Quote all entries in full, exactly.

____

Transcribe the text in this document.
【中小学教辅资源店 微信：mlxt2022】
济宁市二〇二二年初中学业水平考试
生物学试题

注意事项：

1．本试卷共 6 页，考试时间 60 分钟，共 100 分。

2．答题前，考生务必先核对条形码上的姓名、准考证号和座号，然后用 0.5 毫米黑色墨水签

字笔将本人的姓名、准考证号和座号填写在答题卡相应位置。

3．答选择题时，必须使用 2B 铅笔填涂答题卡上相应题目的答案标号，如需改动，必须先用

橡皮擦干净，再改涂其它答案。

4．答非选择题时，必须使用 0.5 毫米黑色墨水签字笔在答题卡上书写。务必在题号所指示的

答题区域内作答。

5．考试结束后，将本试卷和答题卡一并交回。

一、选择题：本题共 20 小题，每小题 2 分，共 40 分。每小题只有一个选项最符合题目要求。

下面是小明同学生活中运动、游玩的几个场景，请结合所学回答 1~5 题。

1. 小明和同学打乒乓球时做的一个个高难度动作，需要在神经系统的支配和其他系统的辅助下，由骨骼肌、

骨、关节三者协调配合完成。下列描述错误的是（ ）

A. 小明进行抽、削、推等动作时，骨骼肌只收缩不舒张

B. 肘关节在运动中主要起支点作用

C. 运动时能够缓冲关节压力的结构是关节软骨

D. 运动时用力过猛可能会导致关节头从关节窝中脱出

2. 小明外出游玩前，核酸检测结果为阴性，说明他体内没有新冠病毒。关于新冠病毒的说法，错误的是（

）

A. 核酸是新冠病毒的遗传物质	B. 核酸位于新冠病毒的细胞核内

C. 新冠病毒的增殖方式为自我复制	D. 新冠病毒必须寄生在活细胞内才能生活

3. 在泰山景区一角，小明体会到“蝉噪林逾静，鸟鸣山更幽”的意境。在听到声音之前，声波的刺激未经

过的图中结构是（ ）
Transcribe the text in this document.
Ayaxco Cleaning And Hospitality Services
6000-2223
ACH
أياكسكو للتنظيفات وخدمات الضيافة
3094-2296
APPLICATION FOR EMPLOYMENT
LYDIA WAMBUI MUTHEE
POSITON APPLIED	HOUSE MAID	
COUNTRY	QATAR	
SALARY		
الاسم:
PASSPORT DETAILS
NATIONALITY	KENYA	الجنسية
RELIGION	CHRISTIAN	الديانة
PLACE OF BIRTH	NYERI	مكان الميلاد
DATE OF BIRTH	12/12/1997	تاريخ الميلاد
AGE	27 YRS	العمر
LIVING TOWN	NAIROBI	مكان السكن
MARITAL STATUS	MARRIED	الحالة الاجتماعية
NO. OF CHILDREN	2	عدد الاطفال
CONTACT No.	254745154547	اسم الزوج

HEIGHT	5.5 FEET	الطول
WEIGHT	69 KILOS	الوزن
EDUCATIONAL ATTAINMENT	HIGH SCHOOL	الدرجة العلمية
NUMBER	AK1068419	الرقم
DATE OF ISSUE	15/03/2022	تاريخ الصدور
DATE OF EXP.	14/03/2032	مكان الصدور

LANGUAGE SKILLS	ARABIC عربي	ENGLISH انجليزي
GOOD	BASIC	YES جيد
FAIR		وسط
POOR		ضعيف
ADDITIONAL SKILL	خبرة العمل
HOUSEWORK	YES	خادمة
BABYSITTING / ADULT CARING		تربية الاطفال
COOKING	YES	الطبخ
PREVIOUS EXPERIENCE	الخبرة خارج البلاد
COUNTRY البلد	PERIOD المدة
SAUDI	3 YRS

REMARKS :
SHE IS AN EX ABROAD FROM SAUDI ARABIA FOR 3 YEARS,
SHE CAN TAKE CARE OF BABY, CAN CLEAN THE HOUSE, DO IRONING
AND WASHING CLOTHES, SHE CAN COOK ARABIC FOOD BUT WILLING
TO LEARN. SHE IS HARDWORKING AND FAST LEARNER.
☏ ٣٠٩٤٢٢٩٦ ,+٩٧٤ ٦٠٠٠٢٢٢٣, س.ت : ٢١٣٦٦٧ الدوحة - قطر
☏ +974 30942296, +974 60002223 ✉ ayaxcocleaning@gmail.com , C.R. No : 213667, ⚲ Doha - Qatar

____

_Correct result_:
Transcribe the text in this document.
【中小学教辅资源店 微信：mlxt2022】
济宁市二〇二二年初中学业水平考试
生物学试题

注意事项：

1．本试卷共 6 页，考试时间 60 分钟，共 100 分。

2．答题前，考生务必先核对条形码上的姓名、准考证号和座号，然后用 0.5 毫米黑色墨水签

字笔将本人的姓名、准考证号和座号填写在答题卡相应位置。

3．答选择题时，必须使用 2B 铅笔填涂答题卡上相应题目的答案标号，如需改动，必须先用

橡皮擦干净，再改涂其它答案。

4．答非选择题时，必须使用 0.5 毫米黑色墨水签字笔在答题卡上书写。务必在题号所指示的

答题区域内作答。

5．考试结束后，将本试卷和答题卡一并交回。

一、选择题：本题共 20 小题，每小题 2 分，共 40 分。每小题只有一个选项最符合题目要求。

下面是小明同学生活中运动、游玩的几个场景，请结合所学回答 1~5 题。

1. 小明和同学打乒乓球时做的一个个高难度动作，需要在神经系统的支配和其他系统的辅助下，由骨骼肌、

骨、关节三者协调配合完成。下列描述错误的是（ ）

A. 小明进行抽、削、推等动作时，骨骼肌只收缩不舒张

B. 肘关节在运动中主要起支点作用

C. 运动时能够缓冲关节压力的结构是关节软骨

D. 运动时用力过猛可能会导致关节头从关节窝中脱出

2. 小明外出游玩前，核酸检测结果为阴性，说明他体内没有新冠病毒。关于新冠病毒的说法，错误的是（

）

A. 核酸是新冠病毒的遗传物质	B. 核酸位于新冠病毒的细胞核内

C. 新冠病毒的增殖方式为自我复制	D. 新冠病毒必须寄生在活细胞内才能生活

3. 在泰山景区一角，小明体会到“蝉噪林逾静，鸟鸣山更幽”的意境。在听到声音之前，声波的刺激未经

过的图中结构是（ ）
Transcribe the text in this document.
Ayaxco Cleaning And Hospitality Services
6000-2223
ACH
أياكسكو للتنظيفات وخدمات الضيافة
3094-2296
APPLICATION FOR EMPLOYMENT
LYDIA WAMBUI MUTHEE
POSITON APPLIED	HOUSE MAID	
COUNTRY	QATAR	
SALARY		
الاسم:
PASSPORT DETAILS
NATIONALITY	KENYA	الجنسية
RELIGION	CHRISTIAN	الديانة
PLACE OF BIRTH	NYERI	مكان الميلاد
DATE OF BIRTH	12/12/1997	تاريخ الميلاد
AGE	27 YRS	العمر
LIVING TOWN	NAIROBI	مكان السكن
MARITAL STATUS	MARRIED	الحالة الاجتماعية
NO. OF CHILDREN	2	عدد الاطفال
CONTACT No.	254745154547	اسم الزوج

HEIGHT	5.5 FEET	الطول
WEIGHT	69 KILOS	الوزن
EDUCATIONAL ATTAINMENT	HIGH SCHOOL	الدرجة العلمية
NUMBER	AK1068419	الرقم
DATE OF ISSUE	15/03/2022	تاريخ الصدور
DATE OF EXP.	14/03/2032	مكان الصدور

LANGUAGE SKILLS	ARABIC عربي	ENGLISH انجليزي
GOOD	BASIC	YES جيد
FAIR		وسط
POOR		ضعيف
ADDITIONAL SKILL	خبرة العمل
HOUSEWORK	YES	خادمة
BABYSITTING / ADULT CARING		تربية الاطفال
COOKING	YES	الطبخ
PREVIOUS EXPERIENCE	الخبرة خارج البلاد
COUNTRY البلد	PERIOD المدة
SAUDI	3 YRS

REMARKS :
SHE IS AN EX ABROAD FROM SAUDI ARABIA FOR 3 YEARS,
SHE CAN TAKE CARE OF BABY, CAN CLEAN THE HOUSE, DO IRONING
AND WASHING CLOTHES, SHE CAN COOK ARABIC FOOD BUT WILLING
TO LEARN. SHE IS HARDWORKING AND FAST LEARNER.
☏ ٣٠٩٤٢٢٩٦ ,+٩٧٤ ٦٠٠٠٢٢٢٣, س.ت : ٢١٣٦٦٧ الدوحة - قطر
☏ +974 30942296, +974 60002223 ✉ ayaxcocleaning@gmail.com , C.R. No : 213667, ⚲ Doha - Qatar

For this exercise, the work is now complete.